▸ **TASK**
Each record below should appear again exactly as written.

Chart and figure data
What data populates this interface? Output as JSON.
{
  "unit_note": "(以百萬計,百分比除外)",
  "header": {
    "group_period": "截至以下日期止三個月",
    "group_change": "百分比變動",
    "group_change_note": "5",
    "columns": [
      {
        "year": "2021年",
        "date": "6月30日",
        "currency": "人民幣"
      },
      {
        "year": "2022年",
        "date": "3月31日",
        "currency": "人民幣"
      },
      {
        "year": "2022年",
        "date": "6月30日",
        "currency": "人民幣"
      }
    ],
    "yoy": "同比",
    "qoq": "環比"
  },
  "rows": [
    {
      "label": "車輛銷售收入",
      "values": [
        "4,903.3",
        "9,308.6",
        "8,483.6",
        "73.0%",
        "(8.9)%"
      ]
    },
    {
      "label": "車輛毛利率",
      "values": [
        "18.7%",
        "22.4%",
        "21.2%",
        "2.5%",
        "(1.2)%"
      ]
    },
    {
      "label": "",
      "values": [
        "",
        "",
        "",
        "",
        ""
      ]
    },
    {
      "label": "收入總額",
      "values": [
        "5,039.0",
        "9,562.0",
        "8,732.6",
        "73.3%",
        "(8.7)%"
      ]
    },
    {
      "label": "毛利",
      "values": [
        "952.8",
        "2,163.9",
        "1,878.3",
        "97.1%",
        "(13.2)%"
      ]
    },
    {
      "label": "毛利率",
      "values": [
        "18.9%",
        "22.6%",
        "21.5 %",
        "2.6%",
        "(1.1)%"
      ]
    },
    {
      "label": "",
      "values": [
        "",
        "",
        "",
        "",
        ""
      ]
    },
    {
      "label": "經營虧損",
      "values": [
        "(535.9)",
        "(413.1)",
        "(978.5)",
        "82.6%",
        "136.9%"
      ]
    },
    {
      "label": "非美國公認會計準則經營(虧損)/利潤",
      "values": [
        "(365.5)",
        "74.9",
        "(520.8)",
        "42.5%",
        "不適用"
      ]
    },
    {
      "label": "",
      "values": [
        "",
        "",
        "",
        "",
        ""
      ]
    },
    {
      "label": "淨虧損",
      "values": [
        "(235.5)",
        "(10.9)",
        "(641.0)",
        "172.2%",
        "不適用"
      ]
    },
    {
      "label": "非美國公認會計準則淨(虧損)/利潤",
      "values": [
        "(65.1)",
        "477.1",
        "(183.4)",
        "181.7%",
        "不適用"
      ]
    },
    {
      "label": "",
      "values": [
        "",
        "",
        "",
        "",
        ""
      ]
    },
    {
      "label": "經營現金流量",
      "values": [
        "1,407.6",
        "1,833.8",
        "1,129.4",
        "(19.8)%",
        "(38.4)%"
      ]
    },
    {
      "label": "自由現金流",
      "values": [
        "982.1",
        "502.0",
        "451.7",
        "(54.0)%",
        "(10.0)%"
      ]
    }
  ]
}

▸ **EXERCISE RESULT**
What data populates this interface? Output as JSON.
{
  "unit_note": "(以百萬計,百分比除外)",
  "header": {
    "group_period": "截至以下日期止三個月",
    "group_change": "百分比變動",
    "group_change_note": "5",
    "columns": [
      {
        "year": "2021年",
        "date": "6月30日",
        "currency": "人民幣"
      },
      {
        "year": "2022年",
        "date": "3月31日",
        "currency": "人民幣"
      },
      {
        "year": "2022年",
        "date": "6月30日",
        "currency": "人民幣"
      }
    ],
    "yoy": "同比",
    "qoq": "環比"
  },
  "rows": [
    {
      "label": "車輛銷售收入",
      "values": [
        "4,903.3",
        "9,308.6",
        "8,483.6",
        "73.0%",
        "(8.9)%"
      ]
    },
    {
      "label": "車輛毛利率",
      "values": [
        "18.7%",
        "22.4%",
        "21.2%",
        "2.5%",
        "(1.2)%"
      ]
    },
    {
      "label": "",
      "values": [
        "",
        "",
        "",
        "",
        ""
      ]
    },
    {
      "label": "收入總額",
      "values": [
        "5,039.0",
        "9,562.0",
        "8,732.6",
        "73.3%",
        "(8.7)%"
      ]
    },
    {
      "label": "毛利",
      "values": [
        "952.8",
        "2,163.9",
        "1,878.3",
        "97.1%",
        "(13.2)%"
      ]
    },
    {
      "label": "毛利率",
      "values": [
        "18.9%",
        "22.6%",
        "21.5 %",
        "2.6%",
        "(1.1)%"
      ]
    },
    {
      "label": "",
      "values": [
        "",
        "",
        "",
        "",
        ""
      ]
    },
    {
      "label": "經營虧損",
      "values": [
        "(535.9)",
        "(413.1)",
        "(978.5)",
        "82.6%",
        "136.9%"
      ]
    },
    {
      "label": "非美國公認會計準則經營(虧損)/利潤",
      "values": [
        "(365.5)",
        "74.9",
        "(520.8)",
        "42.5%",
        "不適用"
      ]
    },
    {
      "label": "",
      "values": [
        "",
        "",
        "",
        "",
        ""
      ]
    },
    {
      "label": "淨虧損",
      "values": [
        "(235.5)",
        "(10.9)",
        "(641.0)",
        "172.2%",
        "不適用"
      ]
    },
    {
      "label": "非美國公認會計準則淨(虧損)/利潤",
      "values": [
        "(65.1)",
        "477.1",
        "(183.4)",
        "181.7%",
        "不適用"
      ]
    },
    {
      "label": "",
      "values": [
        "",
        "",
        "",
        "",
        ""
      ]
    },
    {
      "label": "經營現金流量",
      "values": [
        "1,407.6",
        "1,833.8",
        "1,129.4",
        "(19.8)%",
        "(38.4)%"
      ]
    },
    {
      "label": "自由現金流",
      "values": [
        "982.1",
        "502.0",
        "451.7",
        "(54.0)%",
        "(10.0)%"
      ]
    }
  ]
}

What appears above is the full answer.